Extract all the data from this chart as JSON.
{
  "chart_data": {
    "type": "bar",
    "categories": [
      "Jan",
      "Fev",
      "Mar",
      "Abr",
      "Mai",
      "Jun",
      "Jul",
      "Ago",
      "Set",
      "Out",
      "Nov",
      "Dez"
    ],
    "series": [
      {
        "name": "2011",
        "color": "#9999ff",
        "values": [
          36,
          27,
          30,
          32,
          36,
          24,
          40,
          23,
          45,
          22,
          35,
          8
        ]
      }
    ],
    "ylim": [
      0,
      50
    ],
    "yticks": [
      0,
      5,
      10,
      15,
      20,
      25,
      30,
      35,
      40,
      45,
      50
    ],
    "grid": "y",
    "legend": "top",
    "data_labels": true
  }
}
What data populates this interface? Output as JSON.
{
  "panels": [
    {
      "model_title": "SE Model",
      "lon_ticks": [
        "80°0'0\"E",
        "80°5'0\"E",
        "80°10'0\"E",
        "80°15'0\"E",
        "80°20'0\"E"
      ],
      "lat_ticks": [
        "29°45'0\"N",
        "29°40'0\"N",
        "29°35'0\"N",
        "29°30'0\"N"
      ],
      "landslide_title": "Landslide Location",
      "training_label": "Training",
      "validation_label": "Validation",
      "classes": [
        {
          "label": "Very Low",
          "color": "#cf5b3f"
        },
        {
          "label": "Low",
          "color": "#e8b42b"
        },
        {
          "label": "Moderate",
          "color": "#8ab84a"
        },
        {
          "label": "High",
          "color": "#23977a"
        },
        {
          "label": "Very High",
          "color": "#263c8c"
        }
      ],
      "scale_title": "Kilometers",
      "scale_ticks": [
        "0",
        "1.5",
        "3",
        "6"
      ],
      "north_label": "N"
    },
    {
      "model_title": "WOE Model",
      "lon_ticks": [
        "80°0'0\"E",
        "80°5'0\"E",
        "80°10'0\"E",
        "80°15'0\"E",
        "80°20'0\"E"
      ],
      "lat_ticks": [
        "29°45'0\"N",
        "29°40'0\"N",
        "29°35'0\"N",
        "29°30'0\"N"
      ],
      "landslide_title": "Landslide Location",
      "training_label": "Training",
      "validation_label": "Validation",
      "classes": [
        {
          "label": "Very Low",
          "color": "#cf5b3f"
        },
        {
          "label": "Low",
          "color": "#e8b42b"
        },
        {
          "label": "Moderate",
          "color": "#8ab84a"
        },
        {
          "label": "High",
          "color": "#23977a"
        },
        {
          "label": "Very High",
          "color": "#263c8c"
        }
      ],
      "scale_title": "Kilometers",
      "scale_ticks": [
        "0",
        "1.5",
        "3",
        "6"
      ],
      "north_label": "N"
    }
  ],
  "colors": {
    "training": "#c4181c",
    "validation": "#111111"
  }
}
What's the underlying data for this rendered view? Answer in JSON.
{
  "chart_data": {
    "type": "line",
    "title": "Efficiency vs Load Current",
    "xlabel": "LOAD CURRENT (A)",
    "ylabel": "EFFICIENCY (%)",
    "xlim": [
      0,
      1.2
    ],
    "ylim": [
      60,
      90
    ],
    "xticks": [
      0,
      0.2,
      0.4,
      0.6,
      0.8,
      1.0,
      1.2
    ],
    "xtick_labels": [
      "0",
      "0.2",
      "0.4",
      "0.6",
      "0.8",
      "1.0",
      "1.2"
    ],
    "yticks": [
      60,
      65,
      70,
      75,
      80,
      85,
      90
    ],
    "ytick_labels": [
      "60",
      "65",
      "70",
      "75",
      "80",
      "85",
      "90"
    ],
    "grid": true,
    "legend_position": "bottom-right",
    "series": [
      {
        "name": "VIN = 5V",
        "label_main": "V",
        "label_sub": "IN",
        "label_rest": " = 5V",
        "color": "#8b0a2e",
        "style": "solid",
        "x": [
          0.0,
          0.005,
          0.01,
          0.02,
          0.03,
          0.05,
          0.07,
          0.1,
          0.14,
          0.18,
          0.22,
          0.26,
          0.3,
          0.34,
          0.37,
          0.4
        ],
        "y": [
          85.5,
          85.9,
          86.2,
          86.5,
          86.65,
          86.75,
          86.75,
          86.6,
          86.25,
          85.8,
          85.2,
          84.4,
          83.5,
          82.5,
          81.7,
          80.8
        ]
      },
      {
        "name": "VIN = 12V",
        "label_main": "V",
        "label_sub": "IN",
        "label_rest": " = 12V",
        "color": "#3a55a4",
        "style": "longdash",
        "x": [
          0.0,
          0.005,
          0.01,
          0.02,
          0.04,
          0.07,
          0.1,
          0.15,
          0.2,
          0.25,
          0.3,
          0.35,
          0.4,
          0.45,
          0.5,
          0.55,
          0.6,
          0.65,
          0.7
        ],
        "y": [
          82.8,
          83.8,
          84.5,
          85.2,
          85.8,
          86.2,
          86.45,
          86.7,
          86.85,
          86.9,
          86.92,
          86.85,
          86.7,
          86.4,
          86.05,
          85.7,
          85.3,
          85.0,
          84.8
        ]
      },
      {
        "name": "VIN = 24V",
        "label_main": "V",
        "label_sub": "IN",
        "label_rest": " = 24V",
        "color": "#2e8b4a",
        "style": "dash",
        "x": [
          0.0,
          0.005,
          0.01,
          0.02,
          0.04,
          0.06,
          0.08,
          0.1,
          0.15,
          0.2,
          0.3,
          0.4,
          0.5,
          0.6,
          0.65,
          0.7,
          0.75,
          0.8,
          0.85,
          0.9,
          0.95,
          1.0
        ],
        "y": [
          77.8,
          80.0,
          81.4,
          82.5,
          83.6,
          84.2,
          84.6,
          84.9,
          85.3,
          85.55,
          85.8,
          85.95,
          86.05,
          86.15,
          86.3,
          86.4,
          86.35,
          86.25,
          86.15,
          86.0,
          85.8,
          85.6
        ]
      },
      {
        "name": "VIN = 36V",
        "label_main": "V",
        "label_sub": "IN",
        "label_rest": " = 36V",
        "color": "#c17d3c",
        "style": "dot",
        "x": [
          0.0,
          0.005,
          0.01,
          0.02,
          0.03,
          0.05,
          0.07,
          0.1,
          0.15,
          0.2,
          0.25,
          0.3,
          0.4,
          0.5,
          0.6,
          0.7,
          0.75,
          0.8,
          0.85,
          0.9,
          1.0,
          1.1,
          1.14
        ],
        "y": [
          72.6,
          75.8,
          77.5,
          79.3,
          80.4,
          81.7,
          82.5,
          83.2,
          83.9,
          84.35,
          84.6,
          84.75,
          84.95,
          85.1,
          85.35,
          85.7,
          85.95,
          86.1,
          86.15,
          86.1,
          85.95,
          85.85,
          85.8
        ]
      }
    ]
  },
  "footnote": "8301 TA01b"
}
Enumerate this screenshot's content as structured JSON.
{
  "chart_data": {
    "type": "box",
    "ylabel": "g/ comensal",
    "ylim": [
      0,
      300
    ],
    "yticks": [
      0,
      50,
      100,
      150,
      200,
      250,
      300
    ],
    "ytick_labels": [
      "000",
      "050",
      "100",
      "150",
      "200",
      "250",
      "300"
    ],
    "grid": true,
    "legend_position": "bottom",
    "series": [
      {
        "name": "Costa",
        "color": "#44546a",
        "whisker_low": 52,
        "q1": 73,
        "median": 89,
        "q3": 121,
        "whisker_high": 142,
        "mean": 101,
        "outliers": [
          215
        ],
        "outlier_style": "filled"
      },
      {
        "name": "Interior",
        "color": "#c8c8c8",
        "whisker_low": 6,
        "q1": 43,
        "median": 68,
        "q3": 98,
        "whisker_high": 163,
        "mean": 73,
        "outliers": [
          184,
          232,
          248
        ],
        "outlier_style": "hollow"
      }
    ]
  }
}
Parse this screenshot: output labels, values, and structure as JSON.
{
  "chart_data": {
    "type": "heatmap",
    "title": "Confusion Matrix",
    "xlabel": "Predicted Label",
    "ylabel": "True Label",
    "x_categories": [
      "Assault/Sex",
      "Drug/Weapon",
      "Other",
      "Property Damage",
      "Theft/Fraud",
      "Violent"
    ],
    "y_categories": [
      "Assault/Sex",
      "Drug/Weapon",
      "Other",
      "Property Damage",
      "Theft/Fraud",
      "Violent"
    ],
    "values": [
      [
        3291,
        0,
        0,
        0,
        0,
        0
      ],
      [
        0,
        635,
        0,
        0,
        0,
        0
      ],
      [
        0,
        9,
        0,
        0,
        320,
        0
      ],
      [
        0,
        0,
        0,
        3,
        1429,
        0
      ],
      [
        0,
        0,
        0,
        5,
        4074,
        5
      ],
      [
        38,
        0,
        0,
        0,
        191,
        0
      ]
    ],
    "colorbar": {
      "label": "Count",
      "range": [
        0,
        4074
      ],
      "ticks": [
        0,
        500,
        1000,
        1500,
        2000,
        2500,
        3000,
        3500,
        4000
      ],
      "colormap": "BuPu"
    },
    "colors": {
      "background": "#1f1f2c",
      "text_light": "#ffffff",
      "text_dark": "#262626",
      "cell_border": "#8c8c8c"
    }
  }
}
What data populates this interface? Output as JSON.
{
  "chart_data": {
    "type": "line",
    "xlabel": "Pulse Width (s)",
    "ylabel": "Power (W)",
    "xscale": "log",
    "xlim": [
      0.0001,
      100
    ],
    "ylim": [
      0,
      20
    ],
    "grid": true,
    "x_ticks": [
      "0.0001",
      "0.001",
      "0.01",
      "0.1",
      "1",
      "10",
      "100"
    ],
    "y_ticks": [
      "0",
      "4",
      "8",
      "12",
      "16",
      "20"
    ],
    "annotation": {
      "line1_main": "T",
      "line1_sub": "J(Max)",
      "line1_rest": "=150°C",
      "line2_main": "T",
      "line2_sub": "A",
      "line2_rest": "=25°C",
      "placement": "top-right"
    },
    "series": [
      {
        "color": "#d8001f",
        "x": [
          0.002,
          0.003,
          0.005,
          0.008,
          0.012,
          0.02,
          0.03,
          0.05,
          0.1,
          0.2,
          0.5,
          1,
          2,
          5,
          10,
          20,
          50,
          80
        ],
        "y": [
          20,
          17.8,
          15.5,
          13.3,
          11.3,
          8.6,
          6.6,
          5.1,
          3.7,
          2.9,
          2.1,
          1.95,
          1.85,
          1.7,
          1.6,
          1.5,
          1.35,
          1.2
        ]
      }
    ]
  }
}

----------

* [What you need to do] Across the material above, how many lines include the string "this"? Only the number is wanted.

* [Complete response] 6